Give the number of lines that include the word "arrow", nothing more.
--- start of SUPPLIED MATERIAL ---
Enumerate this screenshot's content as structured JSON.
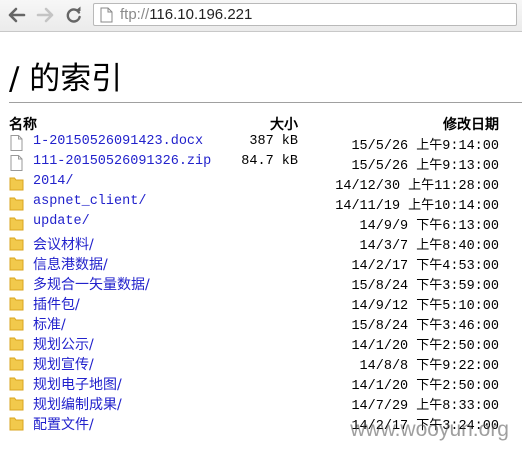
{
  "browser": {
    "url_scheme": "ftp://",
    "url_host": "116.10.196.221"
  },
  "page": {
    "title": "/ 的索引",
    "headers": {
      "name": "名称",
      "size": "大小",
      "modified": "修改日期"
    }
  },
  "listing": [
    {
      "type": "file",
      "name": "1-20150526091423.docx",
      "size": "387 kB",
      "date": "15/5/26",
      "ampm": "上午",
      "time": "9:14:00"
    },
    {
      "type": "file",
      "name": "111-20150526091326.zip",
      "size": "84.7 kB",
      "date": "15/5/26",
      "ampm": "上午",
      "time": "9:13:00"
    },
    {
      "type": "folder",
      "name": "2014/",
      "size": "",
      "date": "14/12/30",
      "ampm": "上午",
      "time": "11:28:00"
    },
    {
      "type": "folder",
      "name": "aspnet_client/",
      "size": "",
      "date": "14/11/19",
      "ampm": "上午",
      "time": "10:14:00"
    },
    {
      "type": "folder",
      "name": "update/",
      "size": "",
      "date": "14/9/9",
      "ampm": "下午",
      "time": "6:13:00"
    },
    {
      "type": "folder",
      "name": "会议材料/",
      "size": "",
      "date": "14/3/7",
      "ampm": "上午",
      "time": "8:40:00"
    },
    {
      "type": "folder",
      "name": "信息港数据/",
      "size": "",
      "date": "14/2/17",
      "ampm": "下午",
      "time": "4:53:00"
    },
    {
      "type": "folder",
      "name": "多规合一矢量数据/",
      "size": "",
      "date": "15/8/24",
      "ampm": "下午",
      "time": "3:59:00"
    },
    {
      "type": "folder",
      "name": "插件包/",
      "size": "",
      "date": "14/9/12",
      "ampm": "下午",
      "time": "5:10:00"
    },
    {
      "type": "folder",
      "name": "标准/",
      "size": "",
      "date": "15/8/24",
      "ampm": "下午",
      "time": "3:46:00"
    },
    {
      "type": "folder",
      "name": "规划公示/",
      "size": "",
      "date": "14/1/20",
      "ampm": "下午",
      "time": "2:50:00"
    },
    {
      "type": "folder",
      "name": "规划宣传/",
      "size": "",
      "date": "14/8/8",
      "ampm": "下午",
      "time": "9:22:00"
    },
    {
      "type": "folder",
      "name": "规划电子地图/",
      "size": "",
      "date": "14/1/20",
      "ampm": "下午",
      "time": "2:50:00"
    },
    {
      "type": "folder",
      "name": "规划编制成果/",
      "size": "",
      "date": "14/7/29",
      "ampm": "上午",
      "time": "8:33:00"
    },
    {
      "type": "folder",
      "name": "配置文件/",
      "size": "",
      "date": "14/2/17",
      "ampm": "下午",
      "time": "3:24:00"
    }
  ],
  "watermark": "www.wooyun.org",
  "icons": {
    "back": "arrow-left-icon",
    "forward": "arrow-right-icon",
    "reload": "reload-icon",
    "page": "page-icon",
    "file": "file-icon",
    "folder": "folder-icon"
  },
  "colors": {
    "link": "#2222cc",
    "folder": "#f2c94c"
  }
}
--- end of SUPPLIED MATERIAL ---
CORRECT OUTPUT :: 2